Exercise description –
Every entry here needs to be repeated exactly.

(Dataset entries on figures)

►

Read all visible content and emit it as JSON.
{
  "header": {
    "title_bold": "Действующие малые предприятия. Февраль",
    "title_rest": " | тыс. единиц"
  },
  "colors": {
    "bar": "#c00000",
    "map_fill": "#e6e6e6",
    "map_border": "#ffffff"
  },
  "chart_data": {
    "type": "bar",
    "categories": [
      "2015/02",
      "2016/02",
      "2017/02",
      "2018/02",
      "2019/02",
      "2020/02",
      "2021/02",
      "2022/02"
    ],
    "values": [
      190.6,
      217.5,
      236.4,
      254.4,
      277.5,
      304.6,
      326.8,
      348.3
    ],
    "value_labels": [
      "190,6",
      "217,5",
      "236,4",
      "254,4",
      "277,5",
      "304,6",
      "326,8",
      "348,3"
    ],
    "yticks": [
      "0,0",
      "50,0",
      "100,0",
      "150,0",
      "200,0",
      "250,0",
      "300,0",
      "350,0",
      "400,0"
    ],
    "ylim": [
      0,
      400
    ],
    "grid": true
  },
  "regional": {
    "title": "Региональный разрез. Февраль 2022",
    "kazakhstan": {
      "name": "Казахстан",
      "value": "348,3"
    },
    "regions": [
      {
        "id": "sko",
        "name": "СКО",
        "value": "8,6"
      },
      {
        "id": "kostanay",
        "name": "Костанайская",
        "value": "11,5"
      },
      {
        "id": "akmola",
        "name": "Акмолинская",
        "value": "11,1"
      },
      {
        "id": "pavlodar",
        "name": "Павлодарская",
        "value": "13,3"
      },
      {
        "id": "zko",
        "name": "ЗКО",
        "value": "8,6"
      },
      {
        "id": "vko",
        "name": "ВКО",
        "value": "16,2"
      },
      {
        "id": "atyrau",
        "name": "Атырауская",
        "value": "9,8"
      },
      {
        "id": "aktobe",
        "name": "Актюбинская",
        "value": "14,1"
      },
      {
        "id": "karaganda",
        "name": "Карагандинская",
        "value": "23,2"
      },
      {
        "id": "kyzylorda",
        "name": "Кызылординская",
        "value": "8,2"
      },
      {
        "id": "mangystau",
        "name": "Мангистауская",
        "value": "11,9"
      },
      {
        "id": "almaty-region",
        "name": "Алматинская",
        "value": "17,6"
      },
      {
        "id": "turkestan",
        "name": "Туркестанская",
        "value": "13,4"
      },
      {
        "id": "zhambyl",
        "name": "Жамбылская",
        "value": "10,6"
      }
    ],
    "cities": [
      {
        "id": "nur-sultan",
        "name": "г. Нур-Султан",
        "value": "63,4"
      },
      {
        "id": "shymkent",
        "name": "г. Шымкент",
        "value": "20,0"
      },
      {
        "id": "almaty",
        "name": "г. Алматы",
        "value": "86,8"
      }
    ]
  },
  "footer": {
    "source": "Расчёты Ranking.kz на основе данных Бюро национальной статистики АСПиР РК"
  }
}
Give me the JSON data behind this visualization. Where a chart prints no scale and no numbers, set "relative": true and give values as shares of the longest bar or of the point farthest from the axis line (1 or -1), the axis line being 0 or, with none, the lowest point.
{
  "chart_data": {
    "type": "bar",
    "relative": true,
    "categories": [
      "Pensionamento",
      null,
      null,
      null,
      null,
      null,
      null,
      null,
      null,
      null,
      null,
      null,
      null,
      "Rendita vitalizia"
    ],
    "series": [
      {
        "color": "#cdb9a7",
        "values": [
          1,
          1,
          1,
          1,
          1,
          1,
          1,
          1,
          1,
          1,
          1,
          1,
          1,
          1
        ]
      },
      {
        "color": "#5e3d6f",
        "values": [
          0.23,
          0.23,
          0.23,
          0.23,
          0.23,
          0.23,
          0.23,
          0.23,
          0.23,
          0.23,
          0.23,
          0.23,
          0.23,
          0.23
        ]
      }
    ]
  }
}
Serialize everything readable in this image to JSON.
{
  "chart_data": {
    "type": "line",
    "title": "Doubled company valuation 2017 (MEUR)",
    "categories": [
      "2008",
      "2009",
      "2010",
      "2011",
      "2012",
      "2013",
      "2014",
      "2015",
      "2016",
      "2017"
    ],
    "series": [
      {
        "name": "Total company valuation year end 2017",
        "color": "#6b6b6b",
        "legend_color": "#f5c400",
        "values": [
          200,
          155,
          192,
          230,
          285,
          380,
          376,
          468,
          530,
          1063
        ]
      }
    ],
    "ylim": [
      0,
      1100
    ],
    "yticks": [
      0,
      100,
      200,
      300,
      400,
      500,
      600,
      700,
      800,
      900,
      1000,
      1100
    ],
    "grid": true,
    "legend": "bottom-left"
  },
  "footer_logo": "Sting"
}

◄

Final result –
Read all visible content and emit it as JSON.
{
  "header": {
    "title_bold": "Действующие малые предприятия. Февраль",
    "title_rest": " | тыс. единиц"
  },
  "colors": {
    "bar": "#c00000",
    "map_fill": "#e6e6e6",
    "map_border": "#ffffff"
  },
  "chart_data": {
    "type": "bar",
    "categories": [
      "2015/02",
      "2016/02",
      "2017/02",
      "2018/02",
      "2019/02",
      "2020/02",
      "2021/02",
      "2022/02"
    ],
    "values": [
      190.6,
      217.5,
      236.4,
      254.4,
      277.5,
      304.6,
      326.8,
      348.3
    ],
    "value_labels": [
      "190,6",
      "217,5",
      "236,4",
      "254,4",
      "277,5",
      "304,6",
      "326,8",
      "348,3"
    ],
    "yticks": [
      "0,0",
      "50,0",
      "100,0",
      "150,0",
      "200,0",
      "250,0",
      "300,0",
      "350,0",
      "400,0"
    ],
    "ylim": [
      0,
      400
    ],
    "grid": true
  },
  "regional": {
    "title": "Региональный разрез. Февраль 2022",
    "kazakhstan": {
      "name": "Казахстан",
      "value": "348,3"
    },
    "regions": [
      {
        "id": "sko",
        "name": "СКО",
        "value": "8,6"
      },
      {
        "id": "kostanay",
        "name": "Костанайская",
        "value": "11,5"
      },
      {
        "id": "akmola",
        "name": "Акмолинская",
        "value": "11,1"
      },
      {
        "id": "pavlodar",
        "name": "Павлодарская",
        "value": "13,3"
      },
      {
        "id": "zko",
        "name": "ЗКО",
        "value": "8,6"
      },
      {
        "id": "vko",
        "name": "ВКО",
        "value": "16,2"
      },
      {
        "id": "atyrau",
        "name": "Атырауская",
        "value": "9,8"
      },
      {
        "id": "aktobe",
        "name": "Актюбинская",
        "value": "14,1"
      },
      {
        "id": "karaganda",
        "name": "Карагандинская",
        "value": "23,2"
      },
      {
        "id": "kyzylorda",
        "name": "Кызылординская",
        "value": "8,2"
      },
      {
        "id": "mangystau",
        "name": "Мангистауская",
        "value": "11,9"
      },
      {
        "id": "almaty-region",
        "name": "Алматинская",
        "value": "17,6"
      },
      {
        "id": "turkestan",
        "name": "Туркестанская",
        "value": "13,4"
      },
      {
        "id": "zhambyl",
        "name": "Жамбылская",
        "value": "10,6"
      }
    ],
    "cities": [
      {
        "id": "nur-sultan",
        "name": "г. Нур-Султан",
        "value": "63,4"
      },
      {
        "id": "shymkent",
        "name": "г. Шымкент",
        "value": "20,0"
      },
      {
        "id": "almaty",
        "name": "г. Алматы",
        "value": "86,8"
      }
    ]
  },
  "footer": {
    "source": "Расчёты Ranking.kz на основе данных Бюро национальной статистики АСПиР РК"
  }
}
Give me the JSON data behind this visualization. Where a chart prints no scale and no numbers, set "relative": true and give values as shares of the longest bar or of the point farthest from the axis line (1 or -1), the axis line being 0 or, with none, the lowest point.
{
  "chart_data": {
    "type": "bar",
    "relative": true,
    "categories": [
      "Pensionamento",
      null,
      null,
      null,
      null,
      null,
      null,
      null,
      null,
      null,
      null,
      null,
      null,
      "Rendita vitalizia"
    ],
    "series": [
      {
        "color": "#cdb9a7",
        "values": [
          1,
          1,
          1,
          1,
          1,
          1,
          1,
          1,
          1,
          1,
          1,
          1,
          1,
          1
        ]
      },
      {
        "color": "#5e3d6f",
        "values": [
          0.23,
          0.23,
          0.23,
          0.23,
          0.23,
          0.23,
          0.23,
          0.23,
          0.23,
          0.23,
          0.23,
          0.23,
          0.23,
          0.23
        ]
      }
    ]
  }
}
Serialize everything readable in this image to JSON.
{
  "chart_data": {
    "type": "line",
    "title": "Doubled company valuation 2017 (MEUR)",
    "categories": [
      "2008",
      "2009",
      "2010",
      "2011",
      "2012",
      "2013",
      "2014",
      "2015",
      "2016",
      "2017"
    ],
    "series": [
      {
        "name": "Total company valuation year end 2017",
        "color": "#6b6b6b",
        "legend_color": "#f5c400",
        "values": [
          200,
          155,
          192,
          230,
          285,
          380,
          376,
          468,
          530,
          1063
        ]
      }
    ],
    "ylim": [
      0,
      1100
    ],
    "yticks": [
      0,
      100,
      200,
      300,
      400,
      500,
      600,
      700,
      800,
      900,
      1000,
      1100
    ],
    "grid": true,
    "legend": "bottom-left"
  },
  "footer_logo": "Sting"
}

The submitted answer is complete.